▶ _TASK PROMPT_:
Beginning with the line that holds "OCR this image.", set down each line of the data below through the very last, exactly as given, and nothing beyond that.

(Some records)
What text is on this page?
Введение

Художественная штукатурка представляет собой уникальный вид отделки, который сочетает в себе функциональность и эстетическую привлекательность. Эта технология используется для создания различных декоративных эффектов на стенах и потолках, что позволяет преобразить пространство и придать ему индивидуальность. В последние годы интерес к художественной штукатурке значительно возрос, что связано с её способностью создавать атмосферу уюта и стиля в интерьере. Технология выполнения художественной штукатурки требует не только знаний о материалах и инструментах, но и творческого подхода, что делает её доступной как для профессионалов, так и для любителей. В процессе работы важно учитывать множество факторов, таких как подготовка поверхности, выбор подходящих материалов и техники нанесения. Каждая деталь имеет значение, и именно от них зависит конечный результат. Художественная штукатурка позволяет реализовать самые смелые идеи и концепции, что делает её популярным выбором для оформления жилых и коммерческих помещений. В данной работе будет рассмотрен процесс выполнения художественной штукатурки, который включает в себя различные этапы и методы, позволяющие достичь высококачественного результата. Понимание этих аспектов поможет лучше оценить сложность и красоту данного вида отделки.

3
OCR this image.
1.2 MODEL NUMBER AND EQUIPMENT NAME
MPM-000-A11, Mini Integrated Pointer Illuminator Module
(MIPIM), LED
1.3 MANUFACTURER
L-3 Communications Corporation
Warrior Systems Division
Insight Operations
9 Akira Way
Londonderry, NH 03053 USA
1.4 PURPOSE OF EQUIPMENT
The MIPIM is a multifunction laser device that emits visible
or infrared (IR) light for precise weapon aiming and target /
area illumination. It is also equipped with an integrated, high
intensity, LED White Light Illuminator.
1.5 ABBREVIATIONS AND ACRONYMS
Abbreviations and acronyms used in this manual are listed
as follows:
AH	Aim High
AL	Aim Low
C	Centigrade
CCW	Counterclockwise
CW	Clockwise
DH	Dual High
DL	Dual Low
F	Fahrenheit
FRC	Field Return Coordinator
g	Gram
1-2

▶ _COMPLETED TASK_:
OCR this image.
1.2 MODEL NUMBER AND EQUIPMENT NAME
MPM-000-A11, Mini Integrated Pointer Illuminator Module
(MIPIM), LED
1.3 MANUFACTURER
L-3 Communications Corporation
Warrior Systems Division
Insight Operations
9 Akira Way
Londonderry, NH 03053 USA
1.4 PURPOSE OF EQUIPMENT
The MIPIM is a multifunction laser device that emits visible
or infrared (IR) light for precise weapon aiming and target /
area illumination. It is also equipped with an integrated, high
intensity, LED White Light Illuminator.
1.5 ABBREVIATIONS AND ACRONYMS
Abbreviations and acronyms used in this manual are listed
as follows:
AH	Aim High
AL	Aim Low
C	Centigrade
CCW	Counterclockwise
CW	Clockwise
DH	Dual High
DL	Dual Low
F	Fahrenheit
FRC	Field Return Coordinator
g	Gram
1-2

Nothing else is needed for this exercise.